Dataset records
--- Begin ---
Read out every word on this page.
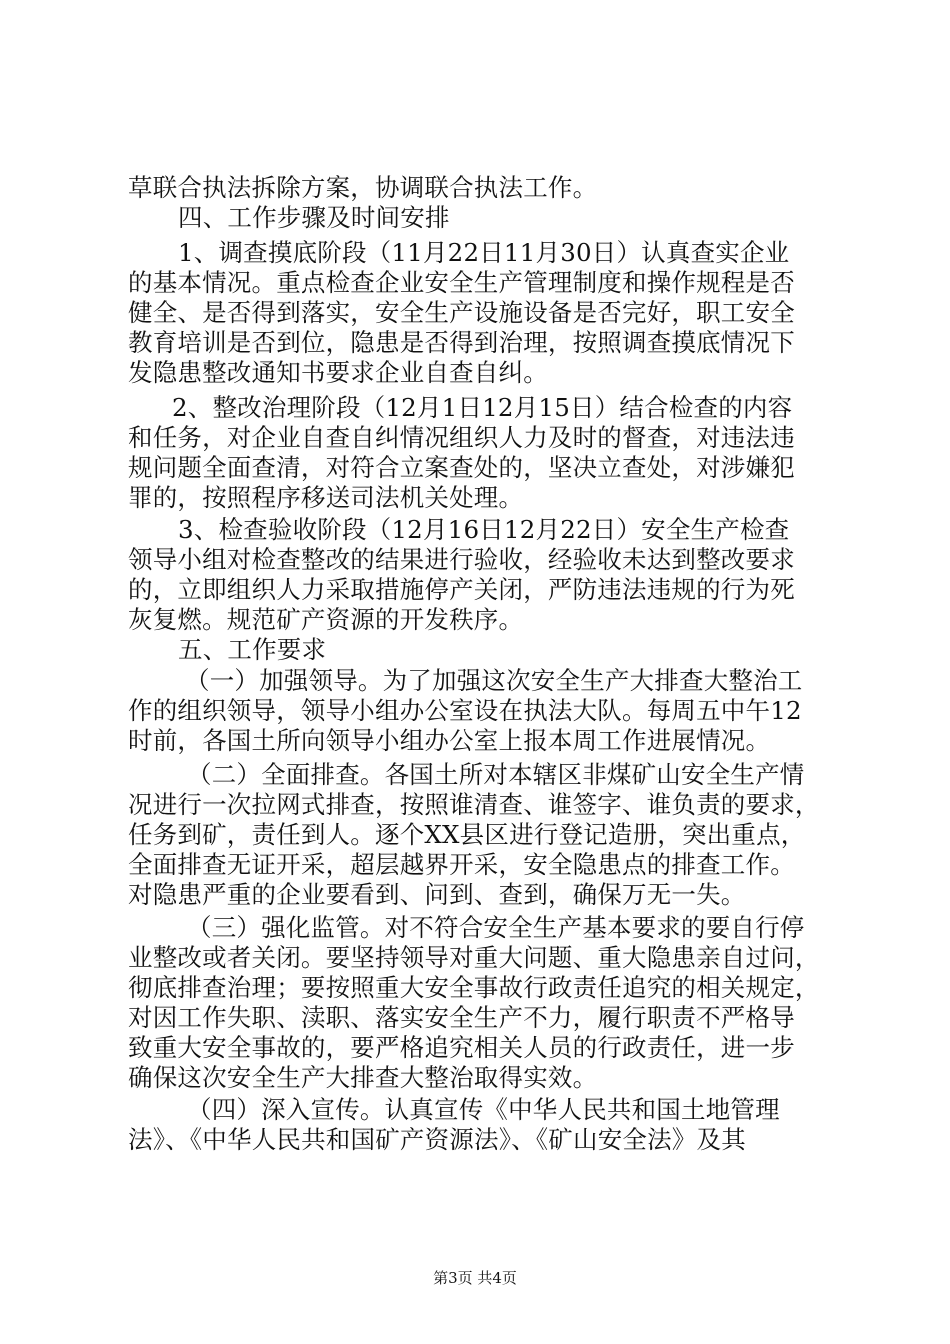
草联合执法拆除方案，协调联合执法工作。
四、工作步骤及时间安排
1、调查摸底阶段（11月22日11月30日）认真查实企业
的基本情况。重点检查企业安全生产管理制度和操作规程是否
健全、是否得到落实，安全生产设施设备是否完好，职工安全
教育培训是否到位，隐患是否得到治理，按照调查摸底情况下
发隐患整改通知书要求企业自查自纠。
2、整改治理阶段（12月1日12月15日）结合检查的内容
和任务，对企业自查自纠情况组织人力及时的督查，对违法违
规问题全面查清，对符合立案查处的，坚决立查处，对涉嫌犯
罪的，按照程序移送司法机关处理。
3、检查验收阶段（12月16日12月22日）安全生产检查
领导小组对检查整改的结果进行验收，经验收未达到整改要求
的，立即组织人力采取措施停产关闭，严防违法违规的行为死
灰复燃。规范矿产资源的开发秩序。
五、工作要求
（一）加强领导。为了加强这次安全生产大排查大整治工
作的组织领导，领导小组办公室设在执法大队。每周五中午12
时前，各国土所向领导小组办公室上报本周工作进展情况。
（二）全面排查。各国土所对本辖区非煤矿山安全生产情
况进行一次拉网式排查，按照谁清查、谁签字、谁负责的要求，
任务到矿，责任到人。逐个XX县区进行登记造册，突出重点，
全面排查无证开采，超层越界开采，安全隐患点的排查工作。
对隐患严重的企业要看到、问到、查到，确保万无一失。
（三）强化监管。对不符合安全生产基本要求的要自行停
业整改或者关闭。要坚持领导对重大问题、重大隐患亲自过问，
彻底排查治理；要按照重大安全事故行政责任追究的相关规定，
对因工作失职、渎职、落实安全生产不力，履行职责不严格导
致重大安全事故的，要严格追究相关人员的行政责任，进一步
确保这次安全生产大排查大整治取得实效。
（四）深入宣传。认真宣传《中华人民共和国土地管理
法》、《中华人民共和国矿产资源法》、《矿山安全法》及其
第3页 共4页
--- End ---
Task description
Restate the data above word for word. Do not include the images.

Finished task
Read out every word on this page.
草联合执法拆除方案，协调联合执法工作。
四、工作步骤及时间安排
1、调查摸底阶段（11月22日11月30日）认真查实企业
的基本情况。重点检查企业安全生产管理制度和操作规程是否
健全、是否得到落实，安全生产设施设备是否完好，职工安全
教育培训是否到位，隐患是否得到治理，按照调查摸底情况下
发隐患整改通知书要求企业自查自纠。
2、整改治理阶段（12月1日12月15日）结合检查的内容
和任务，对企业自查自纠情况组织人力及时的督查，对违法违
规问题全面查清，对符合立案查处的，坚决立查处，对涉嫌犯
罪的，按照程序移送司法机关处理。
3、检查验收阶段（12月16日12月22日）安全生产检查
领导小组对检查整改的结果进行验收，经验收未达到整改要求
的，立即组织人力采取措施停产关闭，严防违法违规的行为死
灰复燃。规范矿产资源的开发秩序。
五、工作要求
（一）加强领导。为了加强这次安全生产大排查大整治工
作的组织领导，领导小组办公室设在执法大队。每周五中午12
时前，各国土所向领导小组办公室上报本周工作进展情况。
（二）全面排查。各国土所对本辖区非煤矿山安全生产情
况进行一次拉网式排查，按照谁清查、谁签字、谁负责的要求，
任务到矿，责任到人。逐个XX县区进行登记造册，突出重点，
全面排查无证开采，超层越界开采，安全隐患点的排查工作。
对隐患严重的企业要看到、问到、查到，确保万无一失。
（三）强化监管。对不符合安全生产基本要求的要自行停
业整改或者关闭。要坚持领导对重大问题、重大隐患亲自过问，
彻底排查治理；要按照重大安全事故行政责任追究的相关规定，
对因工作失职、渎职、落实安全生产不力，履行职责不严格导
致重大安全事故的，要严格追究相关人员的行政责任，进一步
确保这次安全生产大排查大整治取得实效。
（四）深入宣传。认真宣传《中华人民共和国土地管理
法》、《中华人民共和国矿产资源法》、《矿山安全法》及其
第3页 共4页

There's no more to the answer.